> _Data_:

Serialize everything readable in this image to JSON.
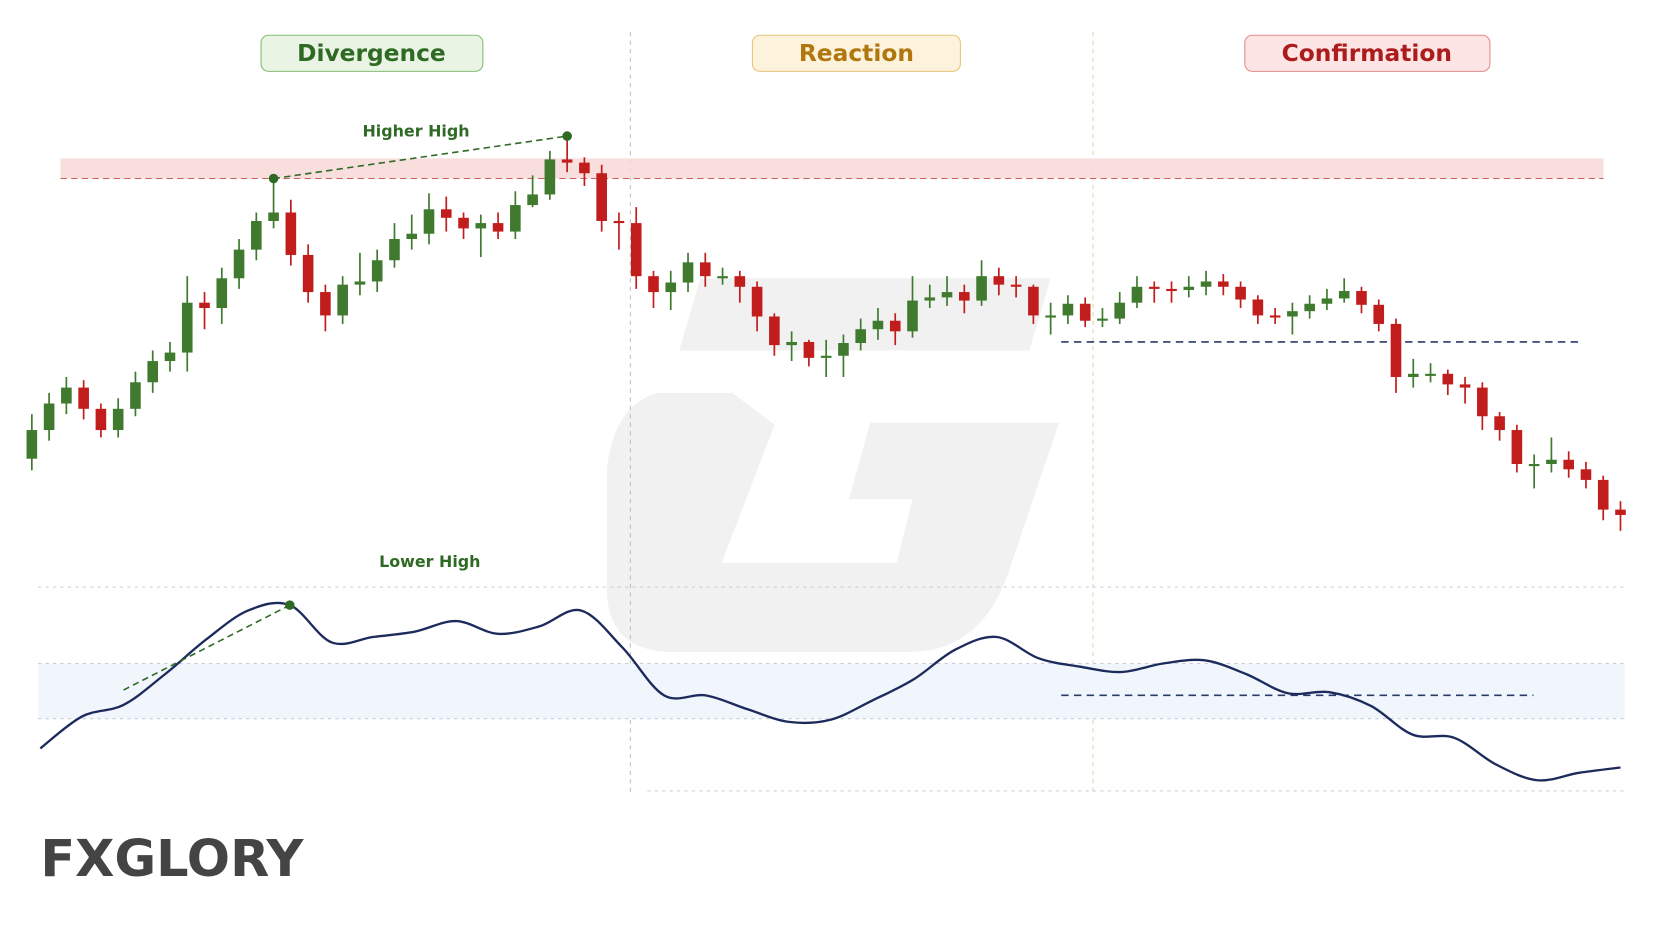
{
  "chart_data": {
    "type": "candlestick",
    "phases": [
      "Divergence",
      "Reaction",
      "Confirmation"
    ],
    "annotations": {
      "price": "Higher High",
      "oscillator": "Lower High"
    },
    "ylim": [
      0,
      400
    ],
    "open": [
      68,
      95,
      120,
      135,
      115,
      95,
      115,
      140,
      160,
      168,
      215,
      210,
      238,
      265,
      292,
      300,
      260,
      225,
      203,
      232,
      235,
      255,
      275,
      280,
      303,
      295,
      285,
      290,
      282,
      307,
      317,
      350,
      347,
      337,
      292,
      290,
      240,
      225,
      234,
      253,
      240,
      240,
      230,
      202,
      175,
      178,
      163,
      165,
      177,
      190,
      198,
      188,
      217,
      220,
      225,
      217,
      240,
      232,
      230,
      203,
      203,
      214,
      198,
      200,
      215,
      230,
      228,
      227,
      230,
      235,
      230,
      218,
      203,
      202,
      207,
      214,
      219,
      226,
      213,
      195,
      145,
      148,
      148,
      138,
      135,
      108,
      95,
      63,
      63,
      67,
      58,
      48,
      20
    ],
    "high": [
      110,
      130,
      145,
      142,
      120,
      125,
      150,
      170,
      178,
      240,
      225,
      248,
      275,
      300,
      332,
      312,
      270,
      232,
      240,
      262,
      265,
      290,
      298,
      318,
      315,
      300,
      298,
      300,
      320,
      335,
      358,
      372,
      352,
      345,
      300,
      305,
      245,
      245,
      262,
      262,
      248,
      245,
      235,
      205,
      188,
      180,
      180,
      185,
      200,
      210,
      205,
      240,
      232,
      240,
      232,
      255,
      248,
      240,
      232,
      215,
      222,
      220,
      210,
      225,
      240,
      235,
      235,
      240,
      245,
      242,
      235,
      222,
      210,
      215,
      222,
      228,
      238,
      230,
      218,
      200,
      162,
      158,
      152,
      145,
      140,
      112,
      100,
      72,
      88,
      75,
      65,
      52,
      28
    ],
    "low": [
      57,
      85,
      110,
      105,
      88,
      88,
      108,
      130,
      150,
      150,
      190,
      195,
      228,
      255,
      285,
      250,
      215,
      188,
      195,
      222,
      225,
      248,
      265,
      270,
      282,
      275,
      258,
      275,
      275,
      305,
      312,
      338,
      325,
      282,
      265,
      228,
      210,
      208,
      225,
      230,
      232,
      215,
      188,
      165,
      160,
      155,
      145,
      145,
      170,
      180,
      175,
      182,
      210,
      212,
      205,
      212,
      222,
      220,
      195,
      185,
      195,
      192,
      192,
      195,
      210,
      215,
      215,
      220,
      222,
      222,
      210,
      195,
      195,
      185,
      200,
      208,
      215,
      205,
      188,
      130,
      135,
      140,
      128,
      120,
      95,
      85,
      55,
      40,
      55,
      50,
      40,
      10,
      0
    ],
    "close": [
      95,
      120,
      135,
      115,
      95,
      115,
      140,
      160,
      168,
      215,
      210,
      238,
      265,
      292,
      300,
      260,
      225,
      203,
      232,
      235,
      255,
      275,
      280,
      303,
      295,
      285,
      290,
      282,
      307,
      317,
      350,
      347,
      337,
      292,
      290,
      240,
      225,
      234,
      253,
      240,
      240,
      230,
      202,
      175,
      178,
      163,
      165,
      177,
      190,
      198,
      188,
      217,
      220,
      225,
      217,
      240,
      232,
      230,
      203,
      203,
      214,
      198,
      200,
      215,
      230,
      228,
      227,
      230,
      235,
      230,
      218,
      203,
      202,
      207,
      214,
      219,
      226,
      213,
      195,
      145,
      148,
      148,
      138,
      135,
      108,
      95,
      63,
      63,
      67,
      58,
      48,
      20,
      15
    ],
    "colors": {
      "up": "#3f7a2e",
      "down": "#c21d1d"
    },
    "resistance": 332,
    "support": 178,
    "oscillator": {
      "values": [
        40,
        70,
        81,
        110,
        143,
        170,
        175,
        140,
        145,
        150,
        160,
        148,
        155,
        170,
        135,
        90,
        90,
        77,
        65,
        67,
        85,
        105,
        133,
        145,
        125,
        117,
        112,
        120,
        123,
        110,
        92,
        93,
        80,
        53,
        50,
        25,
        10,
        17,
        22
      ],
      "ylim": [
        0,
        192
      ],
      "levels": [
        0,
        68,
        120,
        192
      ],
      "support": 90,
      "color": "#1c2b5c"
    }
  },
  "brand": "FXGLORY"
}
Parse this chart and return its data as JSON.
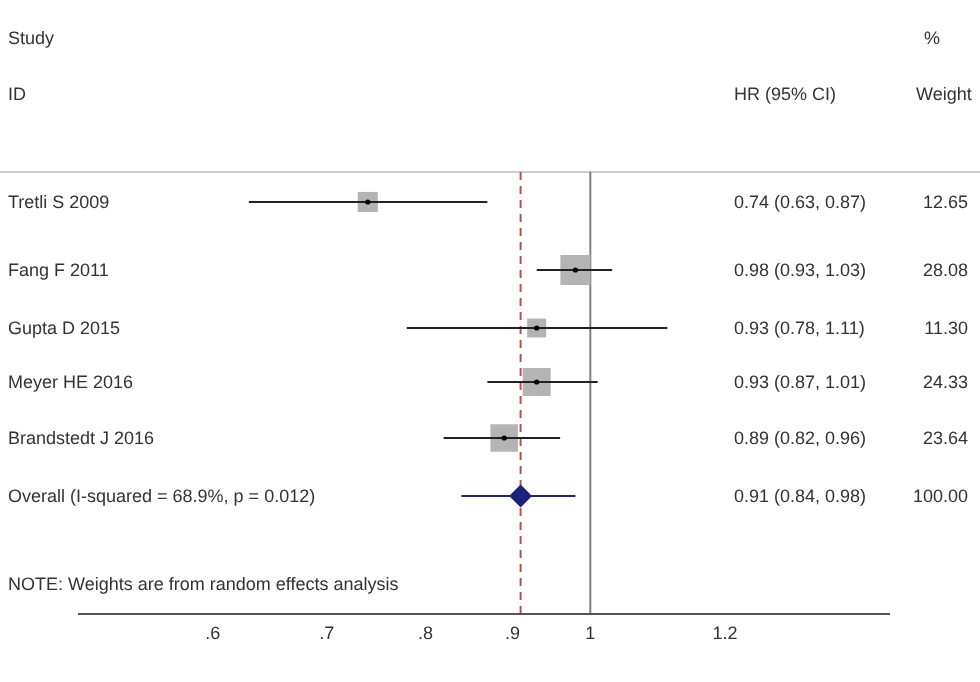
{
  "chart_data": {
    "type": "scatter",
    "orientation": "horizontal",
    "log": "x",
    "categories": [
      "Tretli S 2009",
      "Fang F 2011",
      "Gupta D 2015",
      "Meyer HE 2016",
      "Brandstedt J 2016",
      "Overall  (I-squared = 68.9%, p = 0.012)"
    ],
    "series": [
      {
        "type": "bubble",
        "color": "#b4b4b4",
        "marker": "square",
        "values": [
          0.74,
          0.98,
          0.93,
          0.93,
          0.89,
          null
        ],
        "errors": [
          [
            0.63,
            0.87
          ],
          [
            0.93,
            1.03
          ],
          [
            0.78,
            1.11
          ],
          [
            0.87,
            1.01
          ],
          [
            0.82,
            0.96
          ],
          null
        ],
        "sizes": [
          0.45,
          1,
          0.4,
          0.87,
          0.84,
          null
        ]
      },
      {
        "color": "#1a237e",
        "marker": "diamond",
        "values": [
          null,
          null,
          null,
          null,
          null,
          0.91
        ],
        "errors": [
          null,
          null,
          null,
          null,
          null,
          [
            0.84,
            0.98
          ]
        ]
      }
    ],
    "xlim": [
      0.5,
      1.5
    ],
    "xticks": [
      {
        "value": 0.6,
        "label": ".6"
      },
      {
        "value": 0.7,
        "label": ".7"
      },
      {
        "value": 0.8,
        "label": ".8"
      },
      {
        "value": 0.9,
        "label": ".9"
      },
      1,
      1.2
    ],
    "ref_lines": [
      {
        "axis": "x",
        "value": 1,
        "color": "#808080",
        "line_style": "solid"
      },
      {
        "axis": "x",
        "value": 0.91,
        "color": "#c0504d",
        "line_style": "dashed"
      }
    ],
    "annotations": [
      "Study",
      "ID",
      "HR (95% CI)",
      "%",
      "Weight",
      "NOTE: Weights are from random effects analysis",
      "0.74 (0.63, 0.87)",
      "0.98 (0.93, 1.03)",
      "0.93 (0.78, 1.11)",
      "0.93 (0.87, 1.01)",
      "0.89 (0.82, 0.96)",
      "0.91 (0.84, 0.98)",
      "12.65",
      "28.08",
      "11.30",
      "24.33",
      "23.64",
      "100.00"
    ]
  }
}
* * *
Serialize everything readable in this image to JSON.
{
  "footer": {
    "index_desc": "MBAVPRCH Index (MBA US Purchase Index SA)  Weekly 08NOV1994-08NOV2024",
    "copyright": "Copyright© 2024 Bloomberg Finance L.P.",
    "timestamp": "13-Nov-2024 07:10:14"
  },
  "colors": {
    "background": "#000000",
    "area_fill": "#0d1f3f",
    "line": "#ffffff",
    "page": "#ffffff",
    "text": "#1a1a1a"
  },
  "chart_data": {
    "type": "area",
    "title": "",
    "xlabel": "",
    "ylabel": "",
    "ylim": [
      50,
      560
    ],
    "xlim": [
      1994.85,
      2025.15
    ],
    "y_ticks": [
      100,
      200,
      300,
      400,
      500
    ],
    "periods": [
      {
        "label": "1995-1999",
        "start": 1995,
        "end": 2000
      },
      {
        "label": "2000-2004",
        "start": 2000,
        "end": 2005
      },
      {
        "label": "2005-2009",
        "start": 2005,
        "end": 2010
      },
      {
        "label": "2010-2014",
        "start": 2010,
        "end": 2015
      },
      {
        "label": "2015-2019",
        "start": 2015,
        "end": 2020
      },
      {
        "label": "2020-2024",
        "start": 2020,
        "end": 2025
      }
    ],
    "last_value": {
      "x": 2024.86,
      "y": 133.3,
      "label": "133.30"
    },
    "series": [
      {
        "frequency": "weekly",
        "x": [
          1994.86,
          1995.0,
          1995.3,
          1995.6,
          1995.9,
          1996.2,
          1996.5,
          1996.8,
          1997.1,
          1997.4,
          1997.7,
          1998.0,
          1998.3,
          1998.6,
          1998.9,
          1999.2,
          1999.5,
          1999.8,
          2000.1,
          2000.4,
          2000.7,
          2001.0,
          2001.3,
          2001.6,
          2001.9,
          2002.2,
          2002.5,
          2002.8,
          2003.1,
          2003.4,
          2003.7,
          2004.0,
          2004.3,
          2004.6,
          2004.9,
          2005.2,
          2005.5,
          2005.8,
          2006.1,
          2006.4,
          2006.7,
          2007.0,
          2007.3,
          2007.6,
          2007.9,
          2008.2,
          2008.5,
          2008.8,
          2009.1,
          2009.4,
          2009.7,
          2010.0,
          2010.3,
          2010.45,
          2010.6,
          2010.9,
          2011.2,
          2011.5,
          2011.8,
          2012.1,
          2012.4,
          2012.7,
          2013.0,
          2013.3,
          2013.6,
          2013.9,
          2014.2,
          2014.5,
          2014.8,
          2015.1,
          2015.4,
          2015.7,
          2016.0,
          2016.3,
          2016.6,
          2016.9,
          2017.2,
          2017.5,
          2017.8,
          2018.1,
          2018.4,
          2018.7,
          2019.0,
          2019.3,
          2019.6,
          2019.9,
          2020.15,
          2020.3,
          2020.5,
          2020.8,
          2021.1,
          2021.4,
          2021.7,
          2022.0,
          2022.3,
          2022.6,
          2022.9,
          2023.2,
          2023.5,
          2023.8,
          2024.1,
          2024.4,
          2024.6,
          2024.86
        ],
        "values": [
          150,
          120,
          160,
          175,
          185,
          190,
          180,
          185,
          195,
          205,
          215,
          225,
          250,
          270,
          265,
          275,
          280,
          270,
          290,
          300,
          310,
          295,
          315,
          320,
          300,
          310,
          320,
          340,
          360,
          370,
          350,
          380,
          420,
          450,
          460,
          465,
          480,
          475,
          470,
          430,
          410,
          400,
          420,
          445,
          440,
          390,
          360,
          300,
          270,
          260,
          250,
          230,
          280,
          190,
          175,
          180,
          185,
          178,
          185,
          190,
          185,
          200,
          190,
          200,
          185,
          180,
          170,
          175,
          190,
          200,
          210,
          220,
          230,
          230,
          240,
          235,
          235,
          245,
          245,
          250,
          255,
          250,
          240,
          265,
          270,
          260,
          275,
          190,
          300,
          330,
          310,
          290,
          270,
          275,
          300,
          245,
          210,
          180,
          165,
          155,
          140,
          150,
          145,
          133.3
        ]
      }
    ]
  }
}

> _Problem requirements_: Pick out the lines above that hold the string "start" and show them.

> _Full output_:
        "start": 1995,
        "start": 2000,
        "start": 2005,
        "start": 2010,
        "start": 2015,
        "start": 2020,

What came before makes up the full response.